[Data items]
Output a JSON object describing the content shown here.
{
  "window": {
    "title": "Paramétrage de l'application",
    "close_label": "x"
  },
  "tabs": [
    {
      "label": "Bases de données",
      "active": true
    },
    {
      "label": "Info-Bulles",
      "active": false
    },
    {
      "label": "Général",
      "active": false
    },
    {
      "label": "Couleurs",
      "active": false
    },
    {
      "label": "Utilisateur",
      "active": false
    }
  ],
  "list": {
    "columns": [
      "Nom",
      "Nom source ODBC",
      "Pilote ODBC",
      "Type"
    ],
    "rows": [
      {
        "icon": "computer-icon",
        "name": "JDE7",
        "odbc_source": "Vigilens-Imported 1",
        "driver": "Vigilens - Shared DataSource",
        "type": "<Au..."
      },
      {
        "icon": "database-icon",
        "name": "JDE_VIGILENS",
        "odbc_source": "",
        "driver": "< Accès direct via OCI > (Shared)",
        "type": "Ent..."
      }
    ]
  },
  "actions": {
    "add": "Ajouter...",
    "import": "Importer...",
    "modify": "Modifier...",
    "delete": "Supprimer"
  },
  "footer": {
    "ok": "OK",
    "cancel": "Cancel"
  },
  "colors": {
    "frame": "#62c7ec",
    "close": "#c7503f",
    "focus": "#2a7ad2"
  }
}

### Written problem
Every line above that contains the word "driver" should be reported.

### Response
        "driver": "Vigilens - Shared DataSource",
        "driver": "< Accès direct via OCI > (Shared)",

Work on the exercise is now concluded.